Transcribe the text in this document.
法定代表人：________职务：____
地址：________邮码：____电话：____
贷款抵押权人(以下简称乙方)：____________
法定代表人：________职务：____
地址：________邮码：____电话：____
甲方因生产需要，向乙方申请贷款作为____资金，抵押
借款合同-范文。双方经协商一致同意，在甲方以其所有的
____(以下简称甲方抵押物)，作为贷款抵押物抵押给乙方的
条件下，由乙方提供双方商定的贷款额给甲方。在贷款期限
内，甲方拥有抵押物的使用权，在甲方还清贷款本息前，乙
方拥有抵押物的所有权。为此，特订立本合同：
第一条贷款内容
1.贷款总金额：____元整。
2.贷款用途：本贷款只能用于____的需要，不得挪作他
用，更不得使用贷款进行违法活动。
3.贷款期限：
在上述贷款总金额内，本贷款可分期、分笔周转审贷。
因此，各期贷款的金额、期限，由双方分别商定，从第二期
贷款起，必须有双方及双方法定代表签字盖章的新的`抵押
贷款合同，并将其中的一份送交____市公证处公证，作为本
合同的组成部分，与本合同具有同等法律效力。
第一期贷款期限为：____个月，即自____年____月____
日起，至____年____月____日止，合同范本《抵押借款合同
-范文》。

——

■ PROBLEM ■
Reproduce the material in full, with no word added or dropped.

■ EXPECTED ANSWER ■
Transcribe the text in this document.
法定代表人：________职务：____
地址：________邮码：____电话：____
贷款抵押权人(以下简称乙方)：____________
法定代表人：________职务：____
地址：________邮码：____电话：____
甲方因生产需要，向乙方申请贷款作为____资金，抵押
借款合同-范文。双方经协商一致同意，在甲方以其所有的
____(以下简称甲方抵押物)，作为贷款抵押物抵押给乙方的
条件下，由乙方提供双方商定的贷款额给甲方。在贷款期限
内，甲方拥有抵押物的使用权，在甲方还清贷款本息前，乙
方拥有抵押物的所有权。为此，特订立本合同：
第一条贷款内容
1.贷款总金额：____元整。
2.贷款用途：本贷款只能用于____的需要，不得挪作他
用，更不得使用贷款进行违法活动。
3.贷款期限：
在上述贷款总金额内，本贷款可分期、分笔周转审贷。
因此，各期贷款的金额、期限，由双方分别商定，从第二期
贷款起，必须有双方及双方法定代表签字盖章的新的`抵押
贷款合同，并将其中的一份送交____市公证处公证，作为本
合同的组成部分，与本合同具有同等法律效力。
第一期贷款期限为：____个月，即自____年____月____
日起，至____年____月____日止，合同范本《抵押借款合同
-范文》。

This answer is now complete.